TASK TO CARRY OUT ->
Repeat the lines below exactly as they appear, but leave out the images.

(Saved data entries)
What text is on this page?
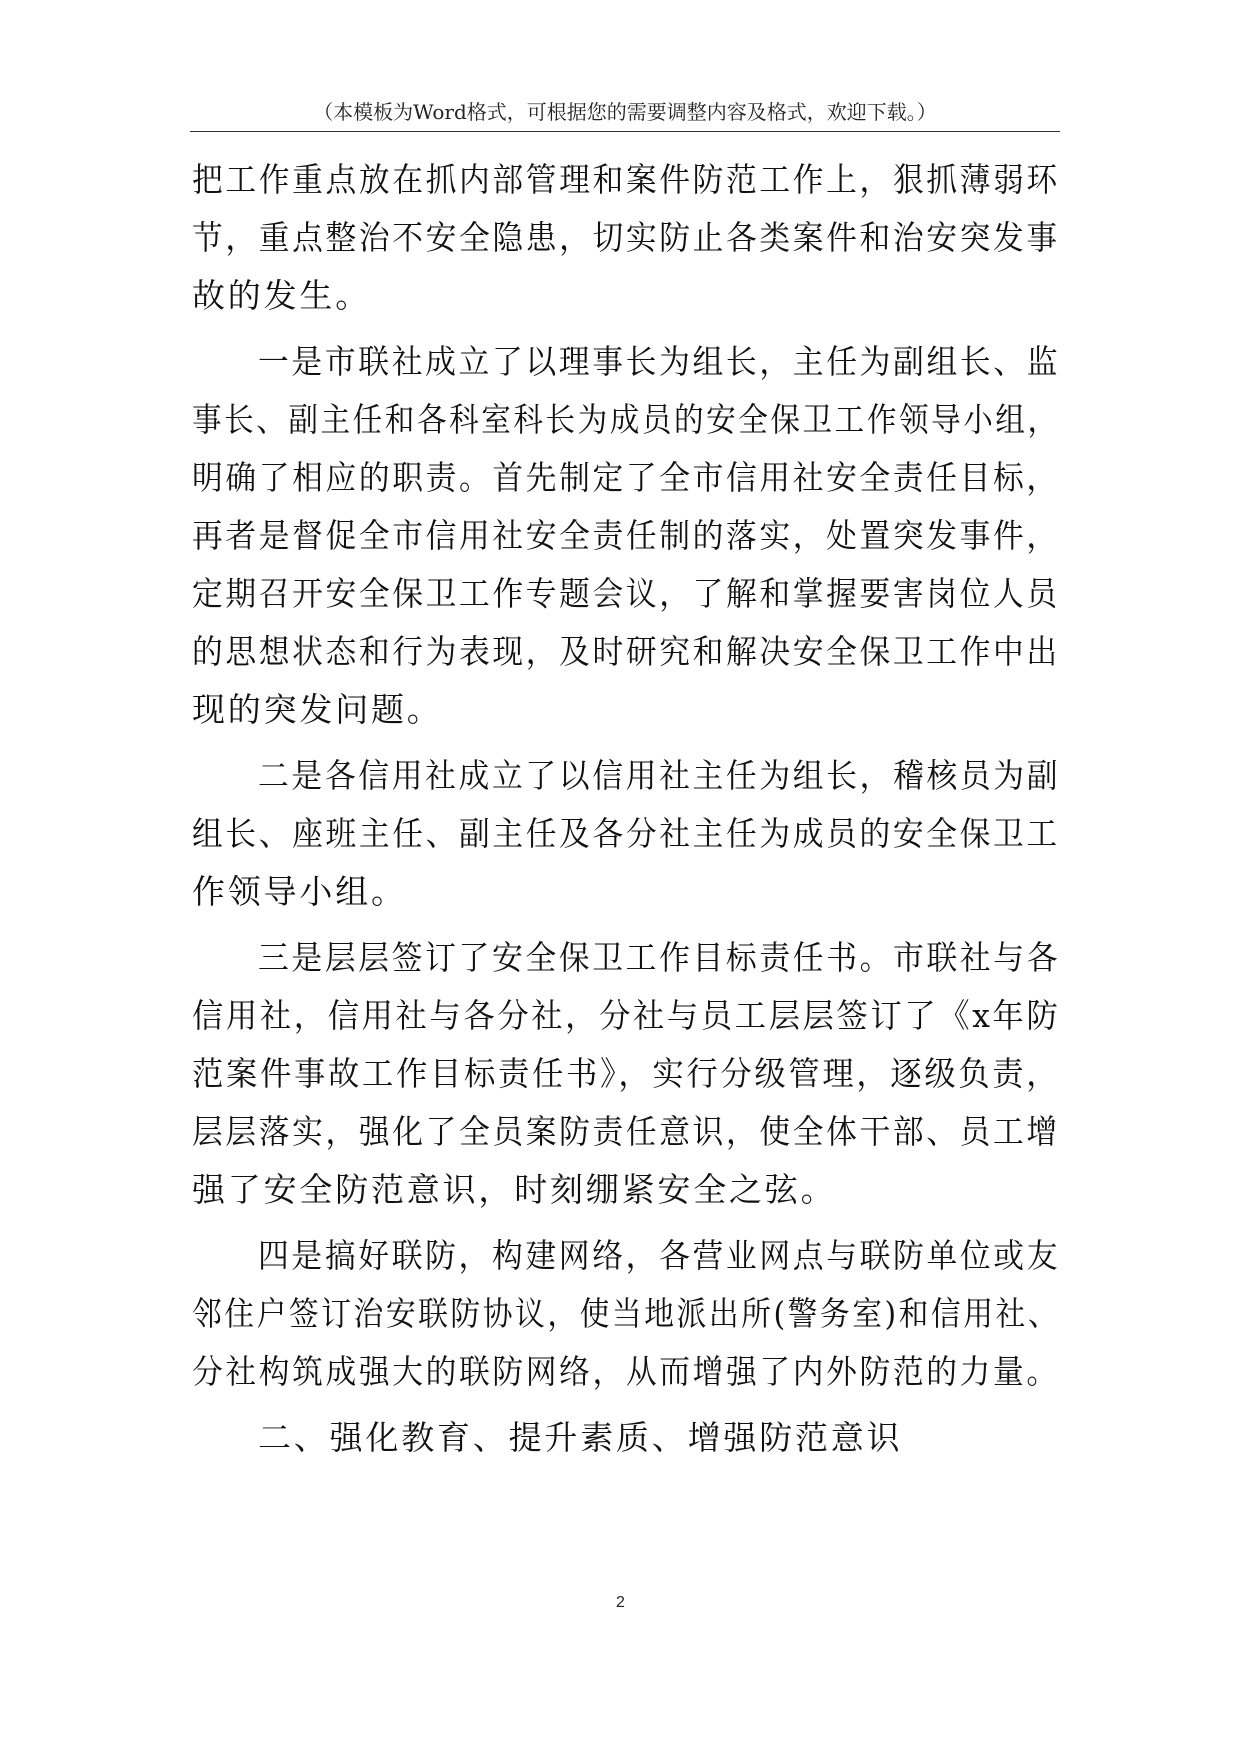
（本模板为Word格式，可根据您的需要调整内容及格式，欢迎下载。）
把工作重点放在抓内部管理和案件防范工作上，狠抓薄弱环
节，重点整治不安全隐患，切实防止各类案件和治安突发事
故的发生。
一是市联社成立了以理事长为组长，主任为副组长、监
事长、副主任和各科室科长为成员的安全保卫工作领导小组，
明确了相应的职责。首先制定了全市信用社安全责任目标，
再者是督促全市信用社安全责任制的落实，处置突发事件，
定期召开安全保卫工作专题会议，了解和掌握要害岗位人员
的思想状态和行为表现，及时研究和解决安全保卫工作中出
现的突发问题。
二是各信用社成立了以信用社主任为组长，稽核员为副
组长、座班主任、副主任及各分社主任为成员的安全保卫工
作领导小组。
三是层层签订了安全保卫工作目标责任书。市联社与各
信用社，信用社与各分社，分社与员工层层签订了《x年防
范案件事故工作目标责任书》，实行分级管理，逐级负责，
层层落实，强化了全员案防责任意识，使全体干部、员工增
强了安全防范意识，时刻绷紧安全之弦。
四是搞好联防，构建网络，各营业网点与联防单位或友
邻住户签订治安联防协议，使当地派出所(警务室)和信用社、
分社构筑成强大的联防网络，从而增强了内外防范的力量。
二、强化教育、提升素质、增强防范意识
2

COMPLETED TASK ->
What text is on this page?
（本模板为Word格式，可根据您的需要调整内容及格式，欢迎下载。）
把工作重点放在抓内部管理和案件防范工作上，狠抓薄弱环
节，重点整治不安全隐患，切实防止各类案件和治安突发事
故的发生。
一是市联社成立了以理事长为组长，主任为副组长、监
事长、副主任和各科室科长为成员的安全保卫工作领导小组，
明确了相应的职责。首先制定了全市信用社安全责任目标，
再者是督促全市信用社安全责任制的落实，处置突发事件，
定期召开安全保卫工作专题会议，了解和掌握要害岗位人员
的思想状态和行为表现，及时研究和解决安全保卫工作中出
现的突发问题。
二是各信用社成立了以信用社主任为组长，稽核员为副
组长、座班主任、副主任及各分社主任为成员的安全保卫工
作领导小组。
三是层层签订了安全保卫工作目标责任书。市联社与各
信用社，信用社与各分社，分社与员工层层签订了《x年防
范案件事故工作目标责任书》，实行分级管理，逐级负责，
层层落实，强化了全员案防责任意识，使全体干部、员工增
强了安全防范意识，时刻绷紧安全之弦。
四是搞好联防，构建网络，各营业网点与联防单位或友
邻住户签订治安联防协议，使当地派出所(警务室)和信用社、
分社构筑成强大的联防网络，从而增强了内外防范的力量。
二、强化教育、提升素质、增强防范意识
2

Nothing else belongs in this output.